▶ Record excerpts
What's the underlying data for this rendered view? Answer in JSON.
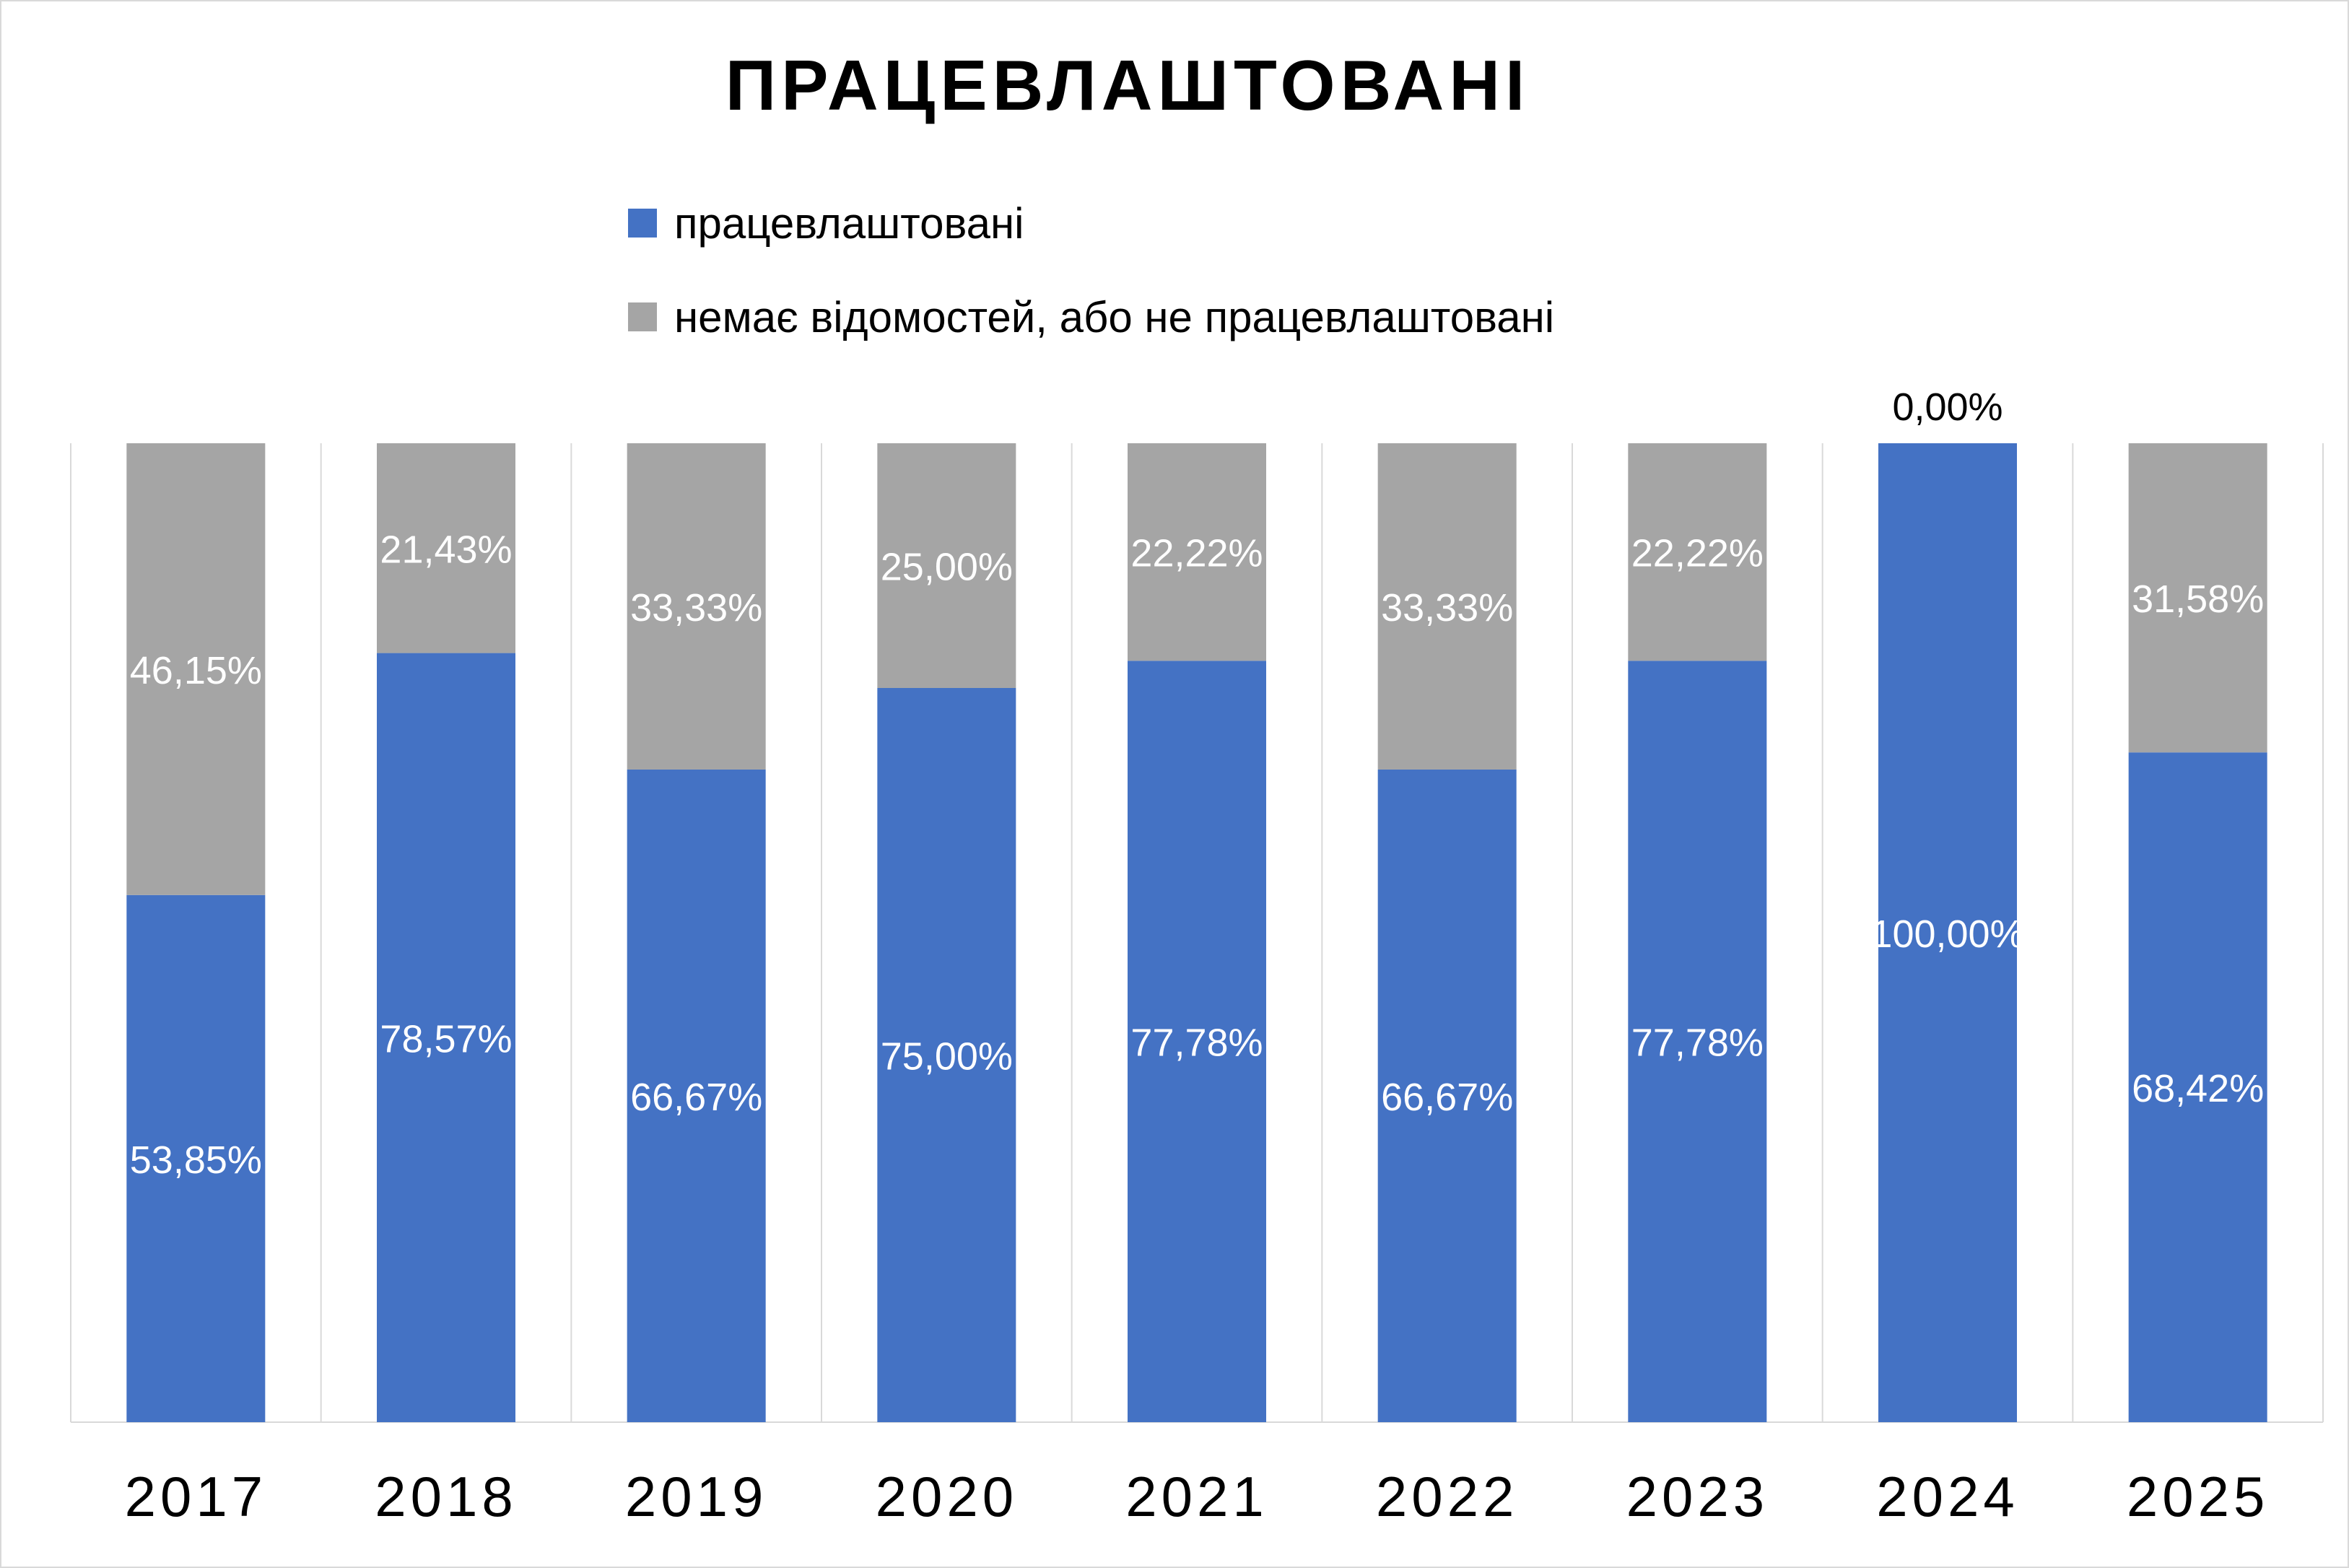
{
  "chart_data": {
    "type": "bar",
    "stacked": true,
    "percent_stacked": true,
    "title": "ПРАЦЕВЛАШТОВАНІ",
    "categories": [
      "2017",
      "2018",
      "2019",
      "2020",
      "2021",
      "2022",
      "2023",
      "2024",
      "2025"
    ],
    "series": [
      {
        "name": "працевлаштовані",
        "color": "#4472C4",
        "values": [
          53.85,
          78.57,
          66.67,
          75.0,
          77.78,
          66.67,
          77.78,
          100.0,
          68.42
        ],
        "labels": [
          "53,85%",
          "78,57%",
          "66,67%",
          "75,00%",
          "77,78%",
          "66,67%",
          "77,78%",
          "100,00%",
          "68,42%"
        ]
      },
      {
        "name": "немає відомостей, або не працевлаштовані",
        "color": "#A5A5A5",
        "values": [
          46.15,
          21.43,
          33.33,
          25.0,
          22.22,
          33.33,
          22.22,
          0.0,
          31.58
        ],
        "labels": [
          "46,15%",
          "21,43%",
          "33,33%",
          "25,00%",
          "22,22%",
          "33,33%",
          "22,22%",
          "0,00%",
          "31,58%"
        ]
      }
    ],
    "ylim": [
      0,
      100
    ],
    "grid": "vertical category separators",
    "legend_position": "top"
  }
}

▶ Exercise instructions
Copy out the lines in which the string "name" appears.

▶ Result of this exercise
        "name": "працевлаштовані",
        "name": "немає відомостей, або не працевлаштовані",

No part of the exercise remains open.